Copy all of the material word for word, except for the pictures.
─── Data supplied ───
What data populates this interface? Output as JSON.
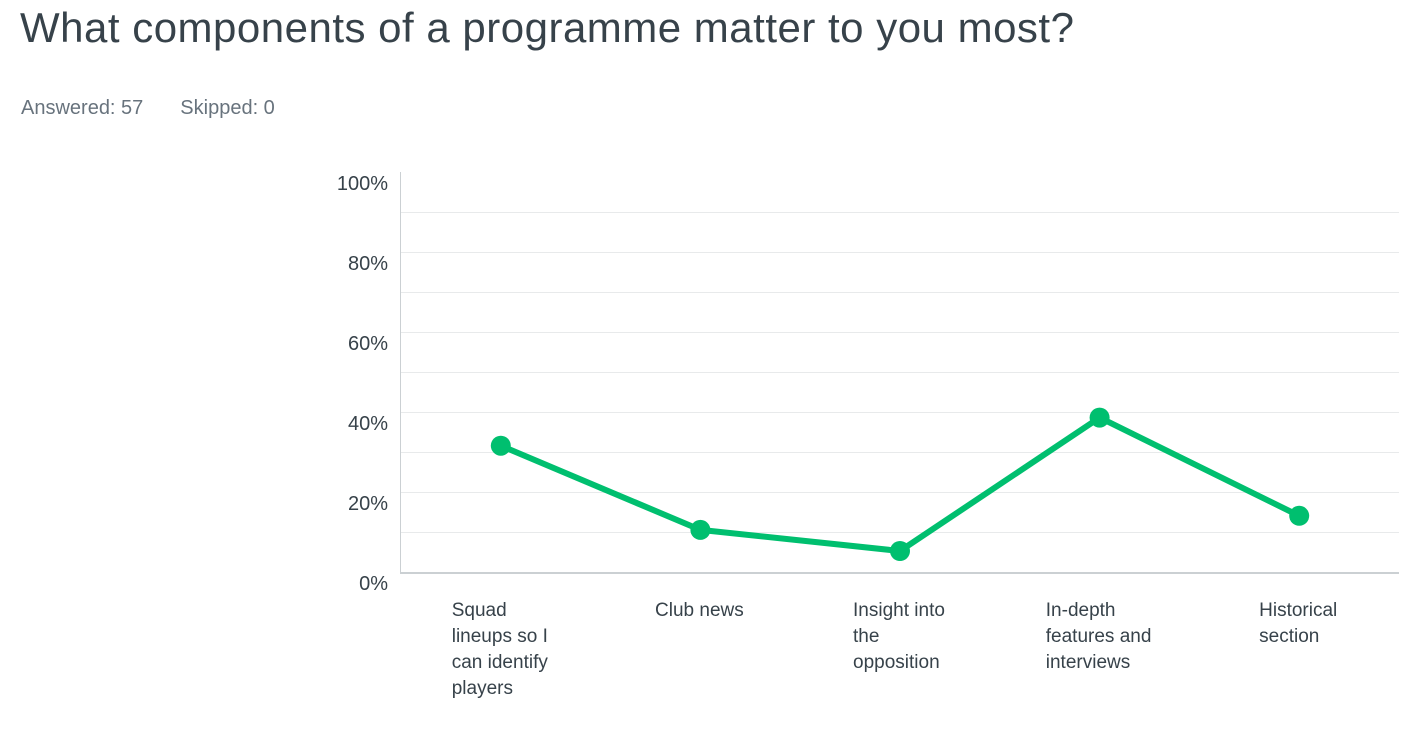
{
  "header": {
    "title": "What components of a programme matter to you most?",
    "answered": "Answered: 57",
    "skipped": "Skipped: 0"
  },
  "colors": {
    "accent_green": "#00BF6F",
    "title_text": "#37424A",
    "muted_text": "#68737D",
    "axis_line": "#CBD0D3",
    "gridline": "#E8EAEB"
  },
  "chart_data": {
    "type": "line",
    "title": "What components of a programme matter to you most?",
    "categories": [
      "Squad lineups so I can identify players",
      "Club news",
      "Insight into the opposition",
      "In-depth features and interviews",
      "Historical section"
    ],
    "category_display_lines": [
      "Squad\nlineups so I\ncan identify\nplayers",
      "Club news",
      "Insight into\nthe\nopposition",
      "In-depth\nfeatures and\ninterviews",
      "Historical\nsection"
    ],
    "values": [
      31.58,
      10.53,
      5.26,
      38.6,
      14.04
    ],
    "unit": "%",
    "xlabel": "",
    "ylabel": "",
    "ylim": [
      0,
      100
    ],
    "ytick_step": 20,
    "gridline_step": 10,
    "ytick_labels": [
      "100%",
      "80%",
      "60%",
      "40%",
      "20%",
      "0%"
    ],
    "grid": true,
    "legend": false,
    "line_color": "#00BF6F",
    "marker": "circle",
    "marker_radius": 10,
    "line_width": 6
  }
}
───
◆ **The result**:
What data populates this interface? Output as JSON.
{
  "header": {
    "title": "What components of a programme matter to you most?",
    "answered": "Answered: 57",
    "skipped": "Skipped: 0"
  },
  "colors": {
    "accent_green": "#00BF6F",
    "title_text": "#37424A",
    "muted_text": "#68737D",
    "axis_line": "#CBD0D3",
    "gridline": "#E8EAEB"
  },
  "chart_data": {
    "type": "line",
    "title": "What components of a programme matter to you most?",
    "categories": [
      "Squad lineups so I can identify players",
      "Club news",
      "Insight into the opposition",
      "In-depth features and interviews",
      "Historical section"
    ],
    "category_display_lines": [
      "Squad\nlineups so I\ncan identify\nplayers",
      "Club news",
      "Insight into\nthe\nopposition",
      "In-depth\nfeatures and\ninterviews",
      "Historical\nsection"
    ],
    "values": [
      31.58,
      10.53,
      5.26,
      38.6,
      14.04
    ],
    "unit": "%",
    "xlabel": "",
    "ylabel": "",
    "ylim": [
      0,
      100
    ],
    "ytick_step": 20,
    "gridline_step": 10,
    "ytick_labels": [
      "100%",
      "80%",
      "60%",
      "40%",
      "20%",
      "0%"
    ],
    "grid": true,
    "legend": false,
    "line_color": "#00BF6F",
    "marker": "circle",
    "marker_radius": 10,
    "line_width": 6
  }
}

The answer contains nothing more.